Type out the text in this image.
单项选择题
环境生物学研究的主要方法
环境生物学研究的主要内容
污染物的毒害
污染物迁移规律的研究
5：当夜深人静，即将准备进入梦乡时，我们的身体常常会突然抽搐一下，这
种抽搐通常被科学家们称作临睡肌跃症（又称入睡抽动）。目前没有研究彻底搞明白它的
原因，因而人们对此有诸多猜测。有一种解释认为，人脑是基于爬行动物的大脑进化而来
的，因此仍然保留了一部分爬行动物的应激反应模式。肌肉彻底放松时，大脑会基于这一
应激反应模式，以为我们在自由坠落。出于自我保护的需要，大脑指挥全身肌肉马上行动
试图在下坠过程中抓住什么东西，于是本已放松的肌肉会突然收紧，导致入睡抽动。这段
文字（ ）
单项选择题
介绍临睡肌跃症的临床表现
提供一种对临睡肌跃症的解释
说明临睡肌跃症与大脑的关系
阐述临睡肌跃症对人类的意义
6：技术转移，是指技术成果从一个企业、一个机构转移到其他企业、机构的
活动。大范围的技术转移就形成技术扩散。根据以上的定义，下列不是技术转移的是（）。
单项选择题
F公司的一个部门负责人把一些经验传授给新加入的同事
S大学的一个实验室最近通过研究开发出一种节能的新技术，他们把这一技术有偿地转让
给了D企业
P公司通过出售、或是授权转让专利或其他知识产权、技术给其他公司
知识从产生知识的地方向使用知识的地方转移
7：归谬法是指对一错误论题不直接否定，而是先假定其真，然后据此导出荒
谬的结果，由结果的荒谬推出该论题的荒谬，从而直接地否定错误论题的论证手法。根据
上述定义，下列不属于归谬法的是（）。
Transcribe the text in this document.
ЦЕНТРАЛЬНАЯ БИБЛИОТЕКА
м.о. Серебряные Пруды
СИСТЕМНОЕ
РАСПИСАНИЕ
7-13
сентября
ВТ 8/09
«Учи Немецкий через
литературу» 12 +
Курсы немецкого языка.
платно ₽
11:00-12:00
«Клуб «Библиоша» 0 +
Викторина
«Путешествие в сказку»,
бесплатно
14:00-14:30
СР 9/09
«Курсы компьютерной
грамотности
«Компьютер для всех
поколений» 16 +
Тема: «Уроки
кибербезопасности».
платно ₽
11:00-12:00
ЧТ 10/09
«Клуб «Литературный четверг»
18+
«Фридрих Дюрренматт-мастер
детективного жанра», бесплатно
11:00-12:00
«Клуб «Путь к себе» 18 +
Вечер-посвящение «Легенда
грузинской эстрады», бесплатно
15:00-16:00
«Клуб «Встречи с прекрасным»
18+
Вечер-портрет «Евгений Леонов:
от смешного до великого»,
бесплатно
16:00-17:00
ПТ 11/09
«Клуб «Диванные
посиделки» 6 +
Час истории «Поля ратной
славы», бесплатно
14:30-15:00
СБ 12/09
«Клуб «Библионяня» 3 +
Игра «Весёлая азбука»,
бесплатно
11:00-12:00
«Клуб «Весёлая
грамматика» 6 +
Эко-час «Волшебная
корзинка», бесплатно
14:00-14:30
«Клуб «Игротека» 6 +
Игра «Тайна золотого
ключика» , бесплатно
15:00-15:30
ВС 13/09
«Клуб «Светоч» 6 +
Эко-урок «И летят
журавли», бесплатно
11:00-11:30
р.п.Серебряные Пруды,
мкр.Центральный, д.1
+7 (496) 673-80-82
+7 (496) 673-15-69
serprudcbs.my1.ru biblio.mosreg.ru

• _WHAT TO PRODUCE_
Write out every line exactly as it stands.

• _WRITTEN SOLUTION_
Type out the text in this image.
单项选择题
环境生物学研究的主要方法
环境生物学研究的主要内容
污染物的毒害
污染物迁移规律的研究
5：当夜深人静，即将准备进入梦乡时，我们的身体常常会突然抽搐一下，这
种抽搐通常被科学家们称作临睡肌跃症（又称入睡抽动）。目前没有研究彻底搞明白它的
原因，因而人们对此有诸多猜测。有一种解释认为，人脑是基于爬行动物的大脑进化而来
的，因此仍然保留了一部分爬行动物的应激反应模式。肌肉彻底放松时，大脑会基于这一
应激反应模式，以为我们在自由坠落。出于自我保护的需要，大脑指挥全身肌肉马上行动
试图在下坠过程中抓住什么东西，于是本已放松的肌肉会突然收紧，导致入睡抽动。这段
文字（ ）
单项选择题
介绍临睡肌跃症的临床表现
提供一种对临睡肌跃症的解释
说明临睡肌跃症与大脑的关系
阐述临睡肌跃症对人类的意义
6：技术转移，是指技术成果从一个企业、一个机构转移到其他企业、机构的
活动。大范围的技术转移就形成技术扩散。根据以上的定义，下列不是技术转移的是（）。
单项选择题
F公司的一个部门负责人把一些经验传授给新加入的同事
S大学的一个实验室最近通过研究开发出一种节能的新技术，他们把这一技术有偿地转让
给了D企业
P公司通过出售、或是授权转让专利或其他知识产权、技术给其他公司
知识从产生知识的地方向使用知识的地方转移
7：归谬法是指对一错误论题不直接否定，而是先假定其真，然后据此导出荒
谬的结果，由结果的荒谬推出该论题的荒谬，从而直接地否定错误论题的论证手法。根据
上述定义，下列不属于归谬法的是（）。
Transcribe the text in this document.
ЦЕНТРАЛЬНАЯ БИБЛИОТЕКА
м.о. Серебряные Пруды
СИСТЕМНОЕ
РАСПИСАНИЕ
7-13
сентября
ВТ 8/09
«Учи Немецкий через
литературу» 12 +
Курсы немецкого языка.
платно ₽
11:00-12:00
«Клуб «Библиоша» 0 +
Викторина
«Путешествие в сказку»,
бесплатно
14:00-14:30
СР 9/09
«Курсы компьютерной
грамотности
«Компьютер для всех
поколений» 16 +
Тема: «Уроки
кибербезопасности».
платно ₽
11:00-12:00
ЧТ 10/09
«Клуб «Литературный четверг»
18+
«Фридрих Дюрренматт-мастер
детективного жанра», бесплатно
11:00-12:00
«Клуб «Путь к себе» 18 +
Вечер-посвящение «Легенда
грузинской эстрады», бесплатно
15:00-16:00
«Клуб «Встречи с прекрасным»
18+
Вечер-портрет «Евгений Леонов:
от смешного до великого»,
бесплатно
16:00-17:00
ПТ 11/09
«Клуб «Диванные
посиделки» 6 +
Час истории «Поля ратной
славы», бесплатно
14:30-15:00
СБ 12/09
«Клуб «Библионяня» 3 +
Игра «Весёлая азбука»,
бесплатно
11:00-12:00
«Клуб «Весёлая
грамматика» 6 +
Эко-час «Волшебная
корзинка», бесплатно
14:00-14:30
«Клуб «Игротека» 6 +
Игра «Тайна золотого
ключика» , бесплатно
15:00-15:30
ВС 13/09
«Клуб «Светоч» 6 +
Эко-урок «И летят
журавли», бесплатно
11:00-11:30
р.п.Серебряные Пруды,
мкр.Центральный, д.1
+7 (496) 673-80-82
+7 (496) 673-15-69
serprudcbs.my1.ru biblio.mosreg.ru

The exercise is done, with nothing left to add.